** begin The records **

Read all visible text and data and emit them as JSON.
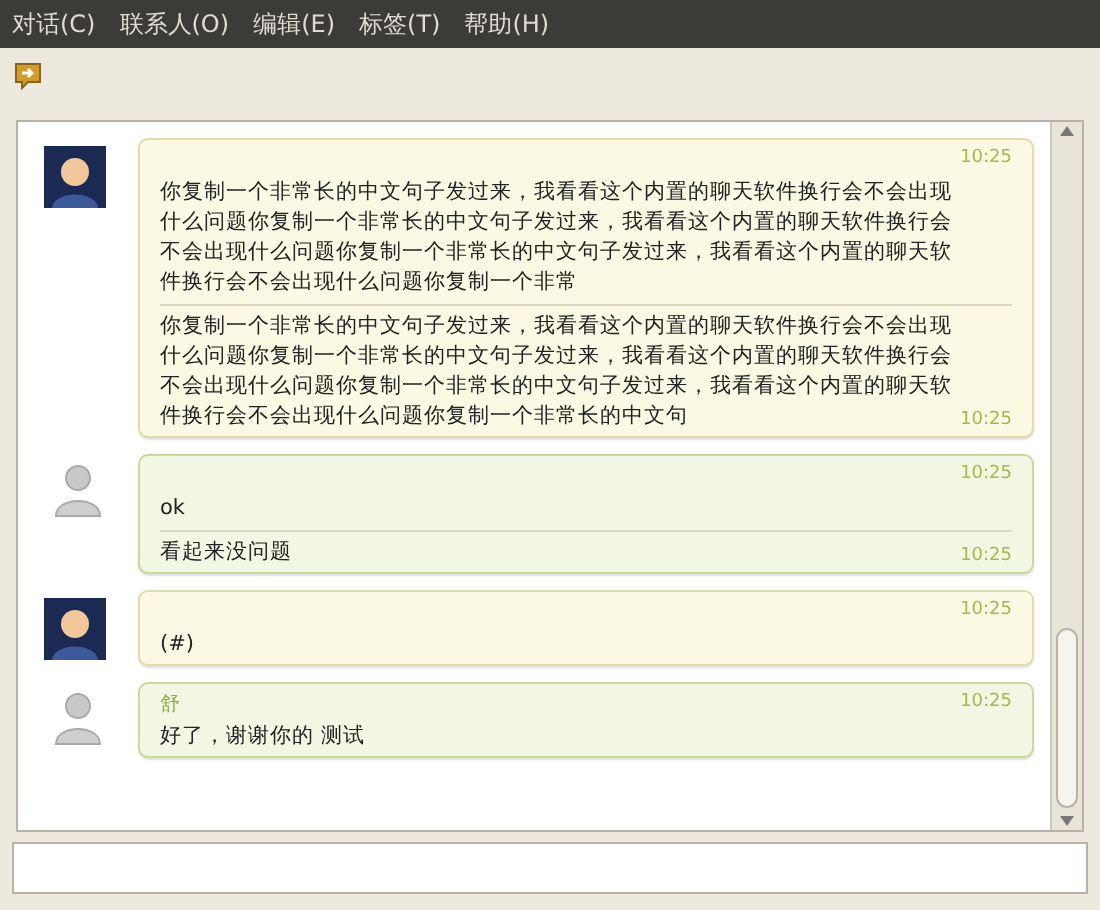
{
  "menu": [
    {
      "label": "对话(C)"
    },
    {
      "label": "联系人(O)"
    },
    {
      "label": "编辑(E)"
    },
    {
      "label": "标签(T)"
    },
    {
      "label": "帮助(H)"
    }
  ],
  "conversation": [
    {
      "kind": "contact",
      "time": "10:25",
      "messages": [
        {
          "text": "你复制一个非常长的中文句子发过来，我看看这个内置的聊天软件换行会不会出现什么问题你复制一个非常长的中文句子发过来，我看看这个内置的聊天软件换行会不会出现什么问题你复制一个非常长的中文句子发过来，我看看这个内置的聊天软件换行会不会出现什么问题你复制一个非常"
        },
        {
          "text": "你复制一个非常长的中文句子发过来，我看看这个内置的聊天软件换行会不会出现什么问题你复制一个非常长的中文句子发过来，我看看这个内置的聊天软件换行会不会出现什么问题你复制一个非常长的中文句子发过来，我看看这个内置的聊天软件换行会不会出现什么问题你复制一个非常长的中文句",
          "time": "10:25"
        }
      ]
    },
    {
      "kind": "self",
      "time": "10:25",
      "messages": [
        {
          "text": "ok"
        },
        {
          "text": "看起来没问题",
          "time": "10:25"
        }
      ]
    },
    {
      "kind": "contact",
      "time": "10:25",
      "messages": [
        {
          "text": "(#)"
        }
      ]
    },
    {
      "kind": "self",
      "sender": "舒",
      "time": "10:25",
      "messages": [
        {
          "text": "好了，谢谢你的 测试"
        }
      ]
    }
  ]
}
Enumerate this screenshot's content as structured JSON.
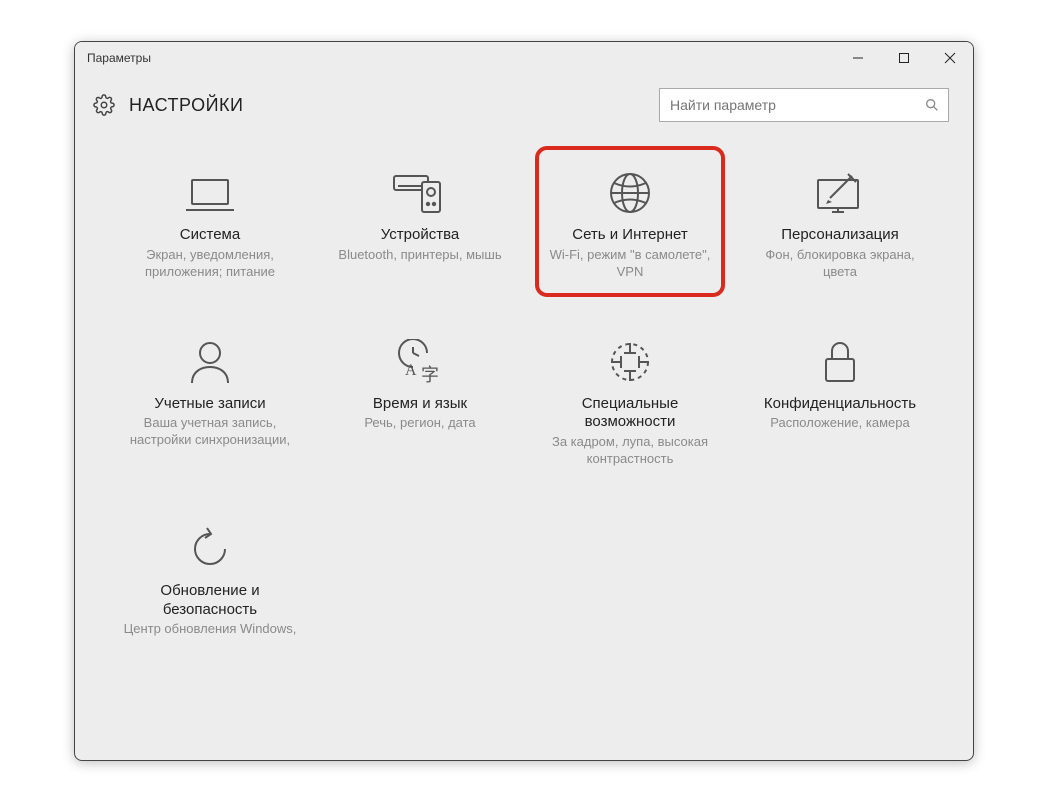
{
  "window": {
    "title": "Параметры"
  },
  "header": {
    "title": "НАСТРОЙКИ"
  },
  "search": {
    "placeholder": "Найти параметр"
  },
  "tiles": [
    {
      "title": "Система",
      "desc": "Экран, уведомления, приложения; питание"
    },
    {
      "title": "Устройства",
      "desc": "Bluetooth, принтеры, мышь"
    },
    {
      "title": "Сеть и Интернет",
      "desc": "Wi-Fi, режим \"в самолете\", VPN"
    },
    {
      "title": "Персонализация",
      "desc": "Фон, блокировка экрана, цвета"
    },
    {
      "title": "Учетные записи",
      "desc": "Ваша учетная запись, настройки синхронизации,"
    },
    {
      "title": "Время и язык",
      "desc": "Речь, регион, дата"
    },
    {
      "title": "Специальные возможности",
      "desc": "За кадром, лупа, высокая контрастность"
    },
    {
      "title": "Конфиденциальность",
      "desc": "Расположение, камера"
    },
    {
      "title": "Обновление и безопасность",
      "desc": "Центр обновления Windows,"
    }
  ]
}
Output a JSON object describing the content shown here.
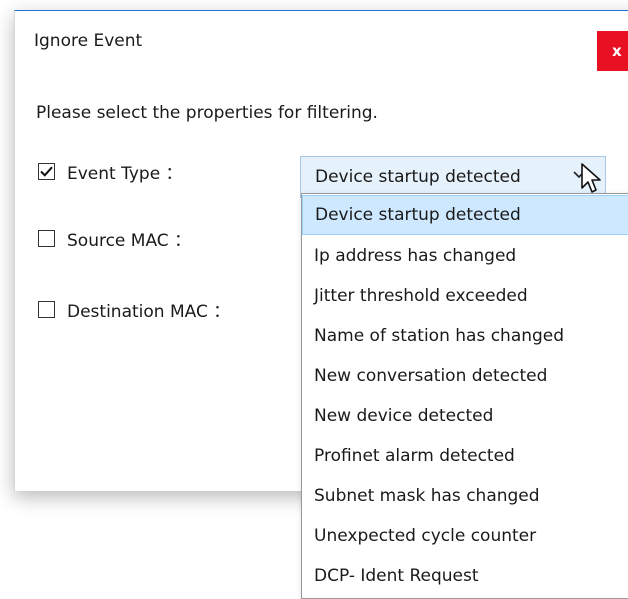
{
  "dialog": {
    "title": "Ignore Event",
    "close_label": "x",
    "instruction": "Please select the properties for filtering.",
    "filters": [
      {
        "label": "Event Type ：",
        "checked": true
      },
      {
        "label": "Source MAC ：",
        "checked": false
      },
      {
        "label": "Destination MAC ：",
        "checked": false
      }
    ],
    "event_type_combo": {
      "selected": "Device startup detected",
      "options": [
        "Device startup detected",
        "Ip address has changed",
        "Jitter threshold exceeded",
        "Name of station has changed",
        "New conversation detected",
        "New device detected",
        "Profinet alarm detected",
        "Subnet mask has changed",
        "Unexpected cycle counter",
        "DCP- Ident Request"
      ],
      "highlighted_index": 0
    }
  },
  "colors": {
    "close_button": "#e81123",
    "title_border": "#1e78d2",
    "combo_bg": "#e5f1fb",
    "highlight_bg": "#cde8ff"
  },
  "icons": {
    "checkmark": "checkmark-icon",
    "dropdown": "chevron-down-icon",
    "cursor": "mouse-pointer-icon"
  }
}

** end The records **

Written task :: Copy every line of the listing where the word "JSON" appears.

Full response ::
Read all visible text and data and emit them as JSON.
Enumerate this screenshot's content as structured JSON.
Output a JSON object describing the content shown here.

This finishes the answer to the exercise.